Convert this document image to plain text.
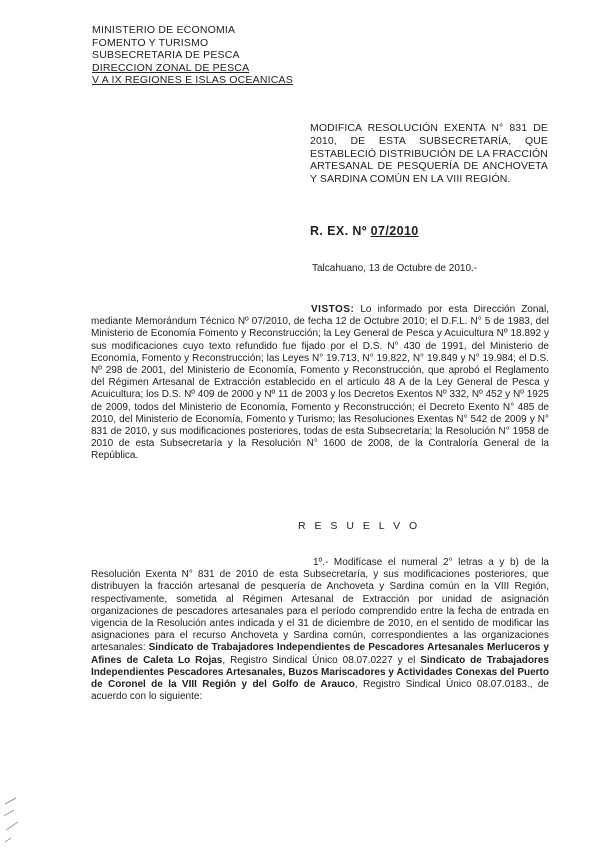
MINISTERIO DE ECONOMIA
FOMENTO Y TURISMO
SUBSECRETARIA DE PESCA
DIRECCION ZONAL DE PESCA
V A IX REGIONES E ISLAS OCEANICAS
MODIFICA RESOLUCIÓN EXENTA N° 831 DE 2010, DE ESTA SUBSECRETARÍA, QUE ESTABLECIÓ DISTRIBUCIÓN DE LA FRACCIÓN ARTESANAL DE PESQUERÍA DE ANCHOVETA Y SARDINA COMÚN EN LA VIII REGIÓN.
R. EX. Nº 07/2010
Talcahuano, 13 de Octubre de 2010.-
VISTOS: Lo informado por esta Dirección Zonal, mediante Memorándum Técnico Nº 07/2010, de fecha 12 de Octubre 2010; el D.F.L. N° 5 de 1983, del Ministerio de Economía Fomento y Reconstrucción; la Ley General de Pesca y Acuicultura Nº 18.892 y sus modificaciones cuyo texto refundido fue fijado por el D.S. N° 430 de 1991, del Ministerio de Economía, Fomento y Reconstrucción; las Leyes N° 19.713, N° 19.822, N° 19.849 y N° 19.984; el D.S. Nº 298 de 2001, del Ministerio de Economía, Fomento y Reconstrucción, que aprobó el Reglamento del Régimen Artesanal de Extracción establecido en el artículo 48 A de la Ley General de Pesca y Acuicultura; los D.S. Nº 409 de 2000 y Nº 11 de 2003 y los Decretos Exentos Nº 332, Nº 452 y Nº 1925 de 2009, todos del Ministerio de Economía, Fomento y Reconstrucción; el Decreto Exento N° 485 de 2010, del Ministerio de Economía, Fomento y Turismo; las Resoluciones Exentas N° 542 de 2009 y N° 831 de 2010, y sus modificaciones posteriores, todas de esta Subsecretaría; la Resolución N° 1958 de 2010 de esta Subsecretaría y la Resolución N° 1600 de 2008, de la Contraloría General de la República.
R E S U E L V O
1º.- Modifícase el numeral 2° letras a y b) de la Resolución Exenta N° 831 de 2010 de esta Subsecretaría, y sus modificaciones posteriores, que distribuyen la fracción artesanal de pesquería de Anchoveta y Sardina común en la VIII Región, respectivamente, sometida al Régimen Artesanal de Extracción por unidad de asignación organizaciones de pescadores artesanales para el período comprendido entre la fecha de entrada en vigencia de la Resolución antes indicada y el 31 de diciembre de 2010, en el sentido de modificar las asignaciones para el recurso Anchoveta y Sardina común, correspondientes a las organizaciones artesanales: Sindicato de Trabajadores Independientes de Pescadores Artesanales Merluceros y Afines de Caleta Lo Rojas, Registro Sindical Único 08.07.0227 y el Sindicato de Trabajadores Independientes Pescadores Artesanales, Buzos Mariscadores y Actividades Conexas del Puerto de Coronel de la VIII Región y del Golfo de Arauco, Registro Sindical Único 08.07.0183., de acuerdo con lo siguiente:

--------------------

__Problem details__: Repeat each entry precisely as it appears. Leave the pictures out.

__Reply to the exercise__:
Convert this document image to plain text.
MINISTERIO DE ECONOMIA
FOMENTO Y TURISMO
SUBSECRETARIA DE PESCA
DIRECCION ZONAL DE PESCA
V A IX REGIONES E ISLAS OCEANICAS
MODIFICA RESOLUCIÓN EXENTA N° 831 DE 2010, DE ESTA SUBSECRETARÍA, QUE ESTABLECIÓ DISTRIBUCIÓN DE LA FRACCIÓN ARTESANAL DE PESQUERÍA DE ANCHOVETA Y SARDINA COMÚN EN LA VIII REGIÓN.
R. EX. Nº 07/2010
Talcahuano, 13 de Octubre de 2010.-
VISTOS: Lo informado por esta Dirección Zonal, mediante Memorándum Técnico Nº 07/2010, de fecha 12 de Octubre 2010; el D.F.L. N° 5 de 1983, del Ministerio de Economía Fomento y Reconstrucción; la Ley General de Pesca y Acuicultura Nº 18.892 y sus modificaciones cuyo texto refundido fue fijado por el D.S. N° 430 de 1991, del Ministerio de Economía, Fomento y Reconstrucción; las Leyes N° 19.713, N° 19.822, N° 19.849 y N° 19.984; el D.S. Nº 298 de 2001, del Ministerio de Economía, Fomento y Reconstrucción, que aprobó el Reglamento del Régimen Artesanal de Extracción establecido en el artículo 48 A de la Ley General de Pesca y Acuicultura; los D.S. Nº 409 de 2000 y Nº 11 de 2003 y los Decretos Exentos Nº 332, Nº 452 y Nº 1925 de 2009, todos del Ministerio de Economía, Fomento y Reconstrucción; el Decreto Exento N° 485 de 2010, del Ministerio de Economía, Fomento y Turismo; las Resoluciones Exentas N° 542 de 2009 y N° 831 de 2010, y sus modificaciones posteriores, todas de esta Subsecretaría; la Resolución N° 1958 de 2010 de esta Subsecretaría y la Resolución N° 1600 de 2008, de la Contraloría General de la República.
R E S U E L V O
1º.- Modifícase el numeral 2° letras a y b) de la Resolución Exenta N° 831 de 2010 de esta Subsecretaría, y sus modificaciones posteriores, que distribuyen la fracción artesanal de pesquería de Anchoveta y Sardina común en la VIII Región, respectivamente, sometida al Régimen Artesanal de Extracción por unidad de asignación organizaciones de pescadores artesanales para el período comprendido entre la fecha de entrada en vigencia de la Resolución antes indicada y el 31 de diciembre de 2010, en el sentido de modificar las asignaciones para el recurso Anchoveta y Sardina común, correspondientes a las organizaciones artesanales: Sindicato de Trabajadores Independientes de Pescadores Artesanales Merluceros y Afines de Caleta Lo Rojas, Registro Sindical Único 08.07.0227 y el Sindicato de Trabajadores Independientes Pescadores Artesanales, Buzos Mariscadores y Actividades Conexas del Puerto de Coronel de la VIII Región y del Golfo de Arauco, Registro Sindical Único 08.07.0183., de acuerdo con lo siguiente:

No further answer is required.